:: Trecho citado ::
——————————
O senador Roberto Cavalcanti (PRB) saiu nesta segunda-feira (20) em defesa do presidente Lula no plenário do Senado Federal. Diante das acusações da oposicionista Marisa Serrano (PSDB-MS), de que o presidente estaria atentando contra a liberdade de imprensa, o parlamentar assegurou que o comportamento – e a trajetória do presidente Lula – não sinalizam intenção de cercear a mídia. E ilustrou, para a sul-matogrossense, sua experiência particular com governo que tenta calar a imprensa:
“Sofremos com a tragédia que foi o assassinato do meu primo e sócio Paulo Brandão, metralhado por militares a serviço da Casa Militar de um governo contrariado justamente porque o Sistema Correio revelava esquemas desenfreados de corrupção”, contou Cavalcanti.
O parlamentar disse ainda que o País corre risco zero de adotar um perfil “venezuelano”.
“O Brasil amadureceu muito desde a abertura política, conquistamos a consciência da liberdade”, garantiu Cavalcanti.
Para o senador paraibano, a declaração de Lula, de que a eleição de Dilma Rousseff não derrotaria só os tucanos, mas “alguns jornais e revistas que se comportam como partido político”, devem ser interpretados como acirramento de campanha política.
——————————
:: Dados de entrada ::
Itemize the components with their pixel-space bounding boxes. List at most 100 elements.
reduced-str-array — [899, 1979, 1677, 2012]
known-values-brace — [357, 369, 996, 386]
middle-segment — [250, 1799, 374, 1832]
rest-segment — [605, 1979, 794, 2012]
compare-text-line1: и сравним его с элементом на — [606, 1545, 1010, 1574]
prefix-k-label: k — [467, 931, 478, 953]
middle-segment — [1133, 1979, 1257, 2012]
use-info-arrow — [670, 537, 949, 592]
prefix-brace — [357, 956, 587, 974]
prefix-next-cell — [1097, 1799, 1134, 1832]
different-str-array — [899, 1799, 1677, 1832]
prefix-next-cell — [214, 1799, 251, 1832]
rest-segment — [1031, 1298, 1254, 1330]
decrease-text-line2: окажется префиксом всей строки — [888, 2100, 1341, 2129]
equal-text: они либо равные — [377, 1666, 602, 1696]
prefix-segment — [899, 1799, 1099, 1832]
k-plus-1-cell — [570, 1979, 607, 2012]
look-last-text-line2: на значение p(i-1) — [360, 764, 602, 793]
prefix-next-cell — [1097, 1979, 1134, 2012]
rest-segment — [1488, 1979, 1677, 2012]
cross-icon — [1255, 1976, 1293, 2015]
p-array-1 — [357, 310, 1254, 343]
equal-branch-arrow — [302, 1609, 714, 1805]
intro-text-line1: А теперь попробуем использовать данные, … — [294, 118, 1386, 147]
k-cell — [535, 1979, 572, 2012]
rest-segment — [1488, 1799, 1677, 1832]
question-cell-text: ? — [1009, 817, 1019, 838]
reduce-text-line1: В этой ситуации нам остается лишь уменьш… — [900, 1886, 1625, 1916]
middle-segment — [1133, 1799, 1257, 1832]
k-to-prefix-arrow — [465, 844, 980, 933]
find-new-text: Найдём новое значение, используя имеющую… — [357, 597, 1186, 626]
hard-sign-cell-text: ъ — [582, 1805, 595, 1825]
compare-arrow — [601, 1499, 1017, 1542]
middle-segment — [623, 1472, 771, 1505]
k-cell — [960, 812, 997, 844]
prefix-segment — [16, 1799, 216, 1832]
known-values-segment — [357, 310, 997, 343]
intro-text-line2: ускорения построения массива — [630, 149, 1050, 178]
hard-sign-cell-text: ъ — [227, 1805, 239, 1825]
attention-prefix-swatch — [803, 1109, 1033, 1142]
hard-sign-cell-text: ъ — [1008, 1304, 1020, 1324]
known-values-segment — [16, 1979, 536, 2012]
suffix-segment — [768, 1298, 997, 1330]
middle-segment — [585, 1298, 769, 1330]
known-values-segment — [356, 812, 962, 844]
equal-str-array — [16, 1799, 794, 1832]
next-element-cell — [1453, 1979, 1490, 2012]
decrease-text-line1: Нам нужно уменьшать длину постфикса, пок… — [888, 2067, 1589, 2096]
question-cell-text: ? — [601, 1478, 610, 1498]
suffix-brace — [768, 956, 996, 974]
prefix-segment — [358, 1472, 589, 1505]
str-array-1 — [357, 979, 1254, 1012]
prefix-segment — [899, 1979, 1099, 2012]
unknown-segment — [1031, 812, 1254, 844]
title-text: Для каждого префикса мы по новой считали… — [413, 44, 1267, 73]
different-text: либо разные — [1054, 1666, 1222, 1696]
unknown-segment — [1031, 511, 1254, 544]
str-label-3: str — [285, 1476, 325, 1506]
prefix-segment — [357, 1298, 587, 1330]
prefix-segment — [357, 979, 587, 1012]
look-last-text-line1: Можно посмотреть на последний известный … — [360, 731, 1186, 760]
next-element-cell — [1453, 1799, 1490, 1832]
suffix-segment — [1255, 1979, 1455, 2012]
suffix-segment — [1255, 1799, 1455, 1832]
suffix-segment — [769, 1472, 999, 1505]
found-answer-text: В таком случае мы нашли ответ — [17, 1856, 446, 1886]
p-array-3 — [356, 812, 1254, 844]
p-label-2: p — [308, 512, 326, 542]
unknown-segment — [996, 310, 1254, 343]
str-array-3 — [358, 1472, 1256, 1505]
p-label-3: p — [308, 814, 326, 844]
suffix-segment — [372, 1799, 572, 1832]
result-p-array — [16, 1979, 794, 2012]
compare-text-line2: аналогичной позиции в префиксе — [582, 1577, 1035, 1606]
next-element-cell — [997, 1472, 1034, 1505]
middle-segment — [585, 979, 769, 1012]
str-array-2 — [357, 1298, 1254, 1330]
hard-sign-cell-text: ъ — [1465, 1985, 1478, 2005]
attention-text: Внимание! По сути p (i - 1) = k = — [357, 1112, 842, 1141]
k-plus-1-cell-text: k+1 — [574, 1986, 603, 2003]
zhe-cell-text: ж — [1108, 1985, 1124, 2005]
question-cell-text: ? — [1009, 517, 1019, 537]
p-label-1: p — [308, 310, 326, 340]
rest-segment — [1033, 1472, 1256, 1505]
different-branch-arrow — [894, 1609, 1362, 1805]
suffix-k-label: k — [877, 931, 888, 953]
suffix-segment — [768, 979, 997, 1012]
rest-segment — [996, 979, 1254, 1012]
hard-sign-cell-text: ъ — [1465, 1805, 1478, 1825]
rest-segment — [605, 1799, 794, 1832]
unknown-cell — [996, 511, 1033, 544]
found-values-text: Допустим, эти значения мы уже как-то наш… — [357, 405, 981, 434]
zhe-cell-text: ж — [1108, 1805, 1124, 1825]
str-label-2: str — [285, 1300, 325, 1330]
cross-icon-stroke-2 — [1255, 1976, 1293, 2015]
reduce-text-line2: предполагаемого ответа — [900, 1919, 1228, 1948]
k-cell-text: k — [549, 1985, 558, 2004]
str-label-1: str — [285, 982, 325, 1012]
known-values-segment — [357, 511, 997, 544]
——————————
:: Objetivo do exercício ::
No trecho citado sobre a defesa de Lula no Senado, por que, segundo Cavalcanti, o governo a serviço do qual estavam os militares que mataram Paulo Brandão estava contrariado? Explique em uma a três frases.

:: Resposta à tarefa ::
Segundo Cavalcanti, esse governo estava contrariado porque o Sistema Correio revelava esquemas desenfreados de corrupção.